Assigned task:
Scan the listing below for "ylabel", then report every line that has it.

^^^^^^^^^^^^^^^^

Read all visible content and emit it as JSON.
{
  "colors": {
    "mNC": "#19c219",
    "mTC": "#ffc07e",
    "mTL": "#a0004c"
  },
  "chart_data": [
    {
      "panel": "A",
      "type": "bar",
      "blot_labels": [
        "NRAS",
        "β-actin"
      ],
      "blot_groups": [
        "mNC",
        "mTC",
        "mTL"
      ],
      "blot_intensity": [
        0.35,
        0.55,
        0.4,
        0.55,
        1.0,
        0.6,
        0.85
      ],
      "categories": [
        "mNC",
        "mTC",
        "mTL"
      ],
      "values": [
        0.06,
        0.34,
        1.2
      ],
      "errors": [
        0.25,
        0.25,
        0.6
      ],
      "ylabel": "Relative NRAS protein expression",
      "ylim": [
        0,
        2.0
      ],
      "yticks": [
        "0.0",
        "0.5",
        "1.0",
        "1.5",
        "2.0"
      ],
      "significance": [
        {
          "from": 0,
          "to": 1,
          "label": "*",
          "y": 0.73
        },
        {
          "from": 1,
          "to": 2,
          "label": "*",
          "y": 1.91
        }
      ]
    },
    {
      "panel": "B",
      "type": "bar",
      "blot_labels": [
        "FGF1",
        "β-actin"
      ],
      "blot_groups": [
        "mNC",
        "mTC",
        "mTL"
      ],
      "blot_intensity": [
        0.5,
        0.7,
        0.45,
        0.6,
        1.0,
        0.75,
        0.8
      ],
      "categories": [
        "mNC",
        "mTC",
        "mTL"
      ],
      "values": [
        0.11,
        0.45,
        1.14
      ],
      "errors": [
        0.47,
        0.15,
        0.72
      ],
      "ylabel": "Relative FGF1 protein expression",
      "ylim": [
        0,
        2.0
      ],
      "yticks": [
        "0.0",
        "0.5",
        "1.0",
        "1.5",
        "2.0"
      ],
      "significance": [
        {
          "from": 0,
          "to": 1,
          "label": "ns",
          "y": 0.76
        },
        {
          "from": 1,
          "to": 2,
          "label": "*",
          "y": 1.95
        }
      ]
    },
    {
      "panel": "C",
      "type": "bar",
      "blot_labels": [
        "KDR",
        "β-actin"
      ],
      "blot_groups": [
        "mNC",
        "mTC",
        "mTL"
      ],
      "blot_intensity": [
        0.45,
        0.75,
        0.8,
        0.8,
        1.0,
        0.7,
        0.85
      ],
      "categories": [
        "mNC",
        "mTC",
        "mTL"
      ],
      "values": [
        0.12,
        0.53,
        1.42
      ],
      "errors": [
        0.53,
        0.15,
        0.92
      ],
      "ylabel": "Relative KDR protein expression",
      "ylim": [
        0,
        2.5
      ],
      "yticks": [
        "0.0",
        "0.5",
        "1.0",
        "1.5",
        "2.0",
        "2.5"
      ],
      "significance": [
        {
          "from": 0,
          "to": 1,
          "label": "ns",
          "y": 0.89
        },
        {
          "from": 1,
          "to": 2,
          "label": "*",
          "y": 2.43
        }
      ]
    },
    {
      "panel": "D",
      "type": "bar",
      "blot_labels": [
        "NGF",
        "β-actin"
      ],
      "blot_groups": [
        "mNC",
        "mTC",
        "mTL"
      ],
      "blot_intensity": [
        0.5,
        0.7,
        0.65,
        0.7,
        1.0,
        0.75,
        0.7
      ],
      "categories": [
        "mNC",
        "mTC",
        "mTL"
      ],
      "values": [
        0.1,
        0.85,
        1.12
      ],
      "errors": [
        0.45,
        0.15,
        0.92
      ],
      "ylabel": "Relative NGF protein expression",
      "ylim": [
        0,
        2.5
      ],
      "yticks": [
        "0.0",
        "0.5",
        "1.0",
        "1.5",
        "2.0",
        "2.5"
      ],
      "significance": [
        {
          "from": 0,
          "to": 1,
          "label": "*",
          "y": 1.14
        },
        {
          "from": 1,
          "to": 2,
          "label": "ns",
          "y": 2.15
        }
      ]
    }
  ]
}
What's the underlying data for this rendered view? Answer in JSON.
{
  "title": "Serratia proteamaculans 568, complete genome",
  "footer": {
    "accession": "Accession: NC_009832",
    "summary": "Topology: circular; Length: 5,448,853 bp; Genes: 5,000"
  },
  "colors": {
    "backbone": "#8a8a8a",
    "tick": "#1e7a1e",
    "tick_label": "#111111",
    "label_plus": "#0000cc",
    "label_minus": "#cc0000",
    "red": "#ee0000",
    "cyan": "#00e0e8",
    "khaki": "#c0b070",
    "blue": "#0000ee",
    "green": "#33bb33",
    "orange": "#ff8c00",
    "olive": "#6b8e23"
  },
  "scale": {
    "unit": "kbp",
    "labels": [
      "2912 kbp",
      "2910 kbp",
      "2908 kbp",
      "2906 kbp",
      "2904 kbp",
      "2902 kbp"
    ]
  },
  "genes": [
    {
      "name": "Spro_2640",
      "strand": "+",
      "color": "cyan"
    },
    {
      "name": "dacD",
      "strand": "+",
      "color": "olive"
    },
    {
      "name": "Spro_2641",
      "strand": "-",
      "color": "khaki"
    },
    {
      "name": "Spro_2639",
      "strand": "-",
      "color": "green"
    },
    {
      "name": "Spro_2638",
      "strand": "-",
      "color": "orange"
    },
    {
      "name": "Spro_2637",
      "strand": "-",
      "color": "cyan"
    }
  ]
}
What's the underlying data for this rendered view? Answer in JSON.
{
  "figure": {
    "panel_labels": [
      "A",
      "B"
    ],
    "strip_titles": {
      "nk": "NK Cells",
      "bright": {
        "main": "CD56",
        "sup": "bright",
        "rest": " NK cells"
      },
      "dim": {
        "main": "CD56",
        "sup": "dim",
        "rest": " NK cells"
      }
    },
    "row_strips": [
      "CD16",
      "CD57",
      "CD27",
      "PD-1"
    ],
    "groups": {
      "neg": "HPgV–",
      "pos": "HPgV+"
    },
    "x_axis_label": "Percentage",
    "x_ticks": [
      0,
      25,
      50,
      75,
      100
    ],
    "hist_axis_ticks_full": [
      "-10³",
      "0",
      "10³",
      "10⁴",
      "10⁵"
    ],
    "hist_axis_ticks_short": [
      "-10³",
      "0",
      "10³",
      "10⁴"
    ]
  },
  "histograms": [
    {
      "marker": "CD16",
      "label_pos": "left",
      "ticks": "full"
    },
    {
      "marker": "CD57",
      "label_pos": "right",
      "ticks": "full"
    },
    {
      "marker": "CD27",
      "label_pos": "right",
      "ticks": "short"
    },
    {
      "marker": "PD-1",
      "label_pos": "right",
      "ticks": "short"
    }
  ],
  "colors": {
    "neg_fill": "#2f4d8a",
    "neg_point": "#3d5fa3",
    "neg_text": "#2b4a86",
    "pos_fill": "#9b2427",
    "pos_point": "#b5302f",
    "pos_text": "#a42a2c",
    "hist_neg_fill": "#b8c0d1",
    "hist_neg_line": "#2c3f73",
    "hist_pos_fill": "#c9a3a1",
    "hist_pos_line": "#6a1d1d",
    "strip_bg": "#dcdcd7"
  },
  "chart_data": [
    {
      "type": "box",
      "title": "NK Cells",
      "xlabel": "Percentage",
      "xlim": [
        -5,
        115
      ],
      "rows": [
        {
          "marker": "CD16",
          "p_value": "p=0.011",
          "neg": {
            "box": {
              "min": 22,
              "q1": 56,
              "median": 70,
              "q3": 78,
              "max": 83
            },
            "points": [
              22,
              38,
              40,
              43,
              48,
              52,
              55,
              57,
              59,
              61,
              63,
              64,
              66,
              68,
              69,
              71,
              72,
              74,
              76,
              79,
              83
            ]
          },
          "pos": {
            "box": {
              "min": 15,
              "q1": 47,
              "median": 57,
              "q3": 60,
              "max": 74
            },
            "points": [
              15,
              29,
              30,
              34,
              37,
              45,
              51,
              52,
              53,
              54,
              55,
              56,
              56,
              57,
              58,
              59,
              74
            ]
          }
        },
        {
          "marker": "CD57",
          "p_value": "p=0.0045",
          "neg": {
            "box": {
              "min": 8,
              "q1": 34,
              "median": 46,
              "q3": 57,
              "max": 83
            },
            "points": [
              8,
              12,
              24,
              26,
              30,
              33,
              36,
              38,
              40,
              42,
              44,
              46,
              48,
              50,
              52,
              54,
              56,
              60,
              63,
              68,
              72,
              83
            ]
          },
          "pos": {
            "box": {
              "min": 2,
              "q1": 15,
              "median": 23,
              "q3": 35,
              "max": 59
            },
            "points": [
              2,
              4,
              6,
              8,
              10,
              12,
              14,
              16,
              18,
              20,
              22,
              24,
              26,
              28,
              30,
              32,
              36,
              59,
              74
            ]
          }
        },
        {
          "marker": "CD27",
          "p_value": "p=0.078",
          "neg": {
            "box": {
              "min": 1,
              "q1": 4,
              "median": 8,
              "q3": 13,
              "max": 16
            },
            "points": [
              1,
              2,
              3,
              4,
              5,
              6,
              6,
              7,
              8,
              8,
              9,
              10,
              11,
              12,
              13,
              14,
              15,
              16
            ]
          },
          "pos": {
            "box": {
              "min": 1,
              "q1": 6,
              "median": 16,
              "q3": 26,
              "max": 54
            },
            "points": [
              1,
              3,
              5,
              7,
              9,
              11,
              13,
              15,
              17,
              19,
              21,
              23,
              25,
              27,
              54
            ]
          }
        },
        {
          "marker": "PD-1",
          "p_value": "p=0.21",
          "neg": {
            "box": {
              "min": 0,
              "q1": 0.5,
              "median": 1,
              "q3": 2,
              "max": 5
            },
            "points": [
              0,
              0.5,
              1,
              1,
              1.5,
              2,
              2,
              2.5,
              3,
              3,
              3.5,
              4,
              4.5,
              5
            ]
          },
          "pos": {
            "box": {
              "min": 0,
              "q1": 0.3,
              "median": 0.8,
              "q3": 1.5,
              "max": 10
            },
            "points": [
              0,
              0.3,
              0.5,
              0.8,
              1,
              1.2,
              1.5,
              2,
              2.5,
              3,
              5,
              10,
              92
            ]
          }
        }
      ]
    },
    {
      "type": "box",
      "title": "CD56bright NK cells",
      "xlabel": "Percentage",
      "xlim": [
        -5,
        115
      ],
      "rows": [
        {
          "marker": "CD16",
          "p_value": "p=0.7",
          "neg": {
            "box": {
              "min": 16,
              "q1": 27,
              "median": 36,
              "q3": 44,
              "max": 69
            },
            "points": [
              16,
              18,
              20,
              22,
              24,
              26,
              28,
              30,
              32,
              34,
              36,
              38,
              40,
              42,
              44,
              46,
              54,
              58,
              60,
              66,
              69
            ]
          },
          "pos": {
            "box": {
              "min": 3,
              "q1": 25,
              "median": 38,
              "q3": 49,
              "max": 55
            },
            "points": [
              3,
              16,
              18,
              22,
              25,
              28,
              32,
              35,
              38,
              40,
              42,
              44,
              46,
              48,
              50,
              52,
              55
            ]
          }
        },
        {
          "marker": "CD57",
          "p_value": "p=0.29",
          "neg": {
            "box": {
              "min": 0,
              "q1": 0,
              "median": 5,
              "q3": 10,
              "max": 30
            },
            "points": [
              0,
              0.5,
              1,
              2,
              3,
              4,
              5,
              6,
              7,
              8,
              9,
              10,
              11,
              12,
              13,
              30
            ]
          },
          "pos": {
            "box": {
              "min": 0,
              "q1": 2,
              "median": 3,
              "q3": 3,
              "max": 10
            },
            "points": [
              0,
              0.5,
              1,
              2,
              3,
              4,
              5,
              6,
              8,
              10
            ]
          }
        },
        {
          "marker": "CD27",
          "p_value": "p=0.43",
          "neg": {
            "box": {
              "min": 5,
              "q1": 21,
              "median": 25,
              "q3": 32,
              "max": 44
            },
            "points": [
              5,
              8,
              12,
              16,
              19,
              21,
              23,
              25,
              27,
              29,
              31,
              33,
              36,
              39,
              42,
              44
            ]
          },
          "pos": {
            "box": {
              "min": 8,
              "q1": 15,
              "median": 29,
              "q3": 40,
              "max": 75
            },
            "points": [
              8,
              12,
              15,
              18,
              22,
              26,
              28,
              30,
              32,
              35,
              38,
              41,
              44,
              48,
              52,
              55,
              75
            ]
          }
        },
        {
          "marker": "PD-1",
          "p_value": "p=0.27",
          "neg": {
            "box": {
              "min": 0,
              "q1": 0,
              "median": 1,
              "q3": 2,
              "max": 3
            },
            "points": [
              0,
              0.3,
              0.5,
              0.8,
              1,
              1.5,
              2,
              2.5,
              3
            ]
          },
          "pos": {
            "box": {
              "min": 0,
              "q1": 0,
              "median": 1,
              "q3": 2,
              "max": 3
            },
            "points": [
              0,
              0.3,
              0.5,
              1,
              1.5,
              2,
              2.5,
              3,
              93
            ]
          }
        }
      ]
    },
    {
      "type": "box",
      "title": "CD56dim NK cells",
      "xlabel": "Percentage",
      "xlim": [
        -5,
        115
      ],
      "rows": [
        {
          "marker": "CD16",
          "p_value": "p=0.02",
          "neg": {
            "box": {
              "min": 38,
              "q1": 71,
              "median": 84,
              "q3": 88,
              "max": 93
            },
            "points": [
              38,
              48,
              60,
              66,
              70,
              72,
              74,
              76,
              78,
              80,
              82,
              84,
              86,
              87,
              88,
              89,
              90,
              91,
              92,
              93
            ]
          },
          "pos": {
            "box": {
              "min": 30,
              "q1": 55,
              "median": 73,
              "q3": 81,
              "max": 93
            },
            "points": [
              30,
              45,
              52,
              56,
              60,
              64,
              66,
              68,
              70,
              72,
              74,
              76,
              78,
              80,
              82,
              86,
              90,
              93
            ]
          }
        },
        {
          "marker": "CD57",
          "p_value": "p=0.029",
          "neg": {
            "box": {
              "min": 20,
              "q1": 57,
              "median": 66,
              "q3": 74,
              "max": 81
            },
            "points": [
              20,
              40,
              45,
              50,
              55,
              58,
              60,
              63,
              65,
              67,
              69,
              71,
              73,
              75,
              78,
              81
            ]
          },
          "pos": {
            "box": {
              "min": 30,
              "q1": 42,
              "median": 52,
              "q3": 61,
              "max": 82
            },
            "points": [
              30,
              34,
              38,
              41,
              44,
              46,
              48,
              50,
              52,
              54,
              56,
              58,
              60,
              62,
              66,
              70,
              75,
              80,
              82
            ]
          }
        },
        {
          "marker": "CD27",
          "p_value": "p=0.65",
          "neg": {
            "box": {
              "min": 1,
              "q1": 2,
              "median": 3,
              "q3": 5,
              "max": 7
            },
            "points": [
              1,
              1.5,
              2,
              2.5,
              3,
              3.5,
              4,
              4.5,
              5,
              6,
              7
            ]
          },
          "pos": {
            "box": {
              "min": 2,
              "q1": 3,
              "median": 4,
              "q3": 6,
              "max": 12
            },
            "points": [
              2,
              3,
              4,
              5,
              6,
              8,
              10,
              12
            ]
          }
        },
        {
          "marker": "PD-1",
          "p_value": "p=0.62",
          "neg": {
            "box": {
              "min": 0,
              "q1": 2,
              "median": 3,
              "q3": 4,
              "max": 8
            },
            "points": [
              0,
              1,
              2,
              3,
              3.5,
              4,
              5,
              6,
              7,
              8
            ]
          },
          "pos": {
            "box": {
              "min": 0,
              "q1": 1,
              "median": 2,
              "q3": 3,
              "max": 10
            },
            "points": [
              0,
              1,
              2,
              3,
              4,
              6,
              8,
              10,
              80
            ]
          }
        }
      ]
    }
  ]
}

^^^^^^^^^^^^^^^^

Result of the task:
      "ylabel": "Relative NRAS protein expression",
      "ylabel": "Relative FGF1 protein expression",
      "ylabel": "Relative KDR protein expression",
      "ylabel": "Relative NGF protein expression",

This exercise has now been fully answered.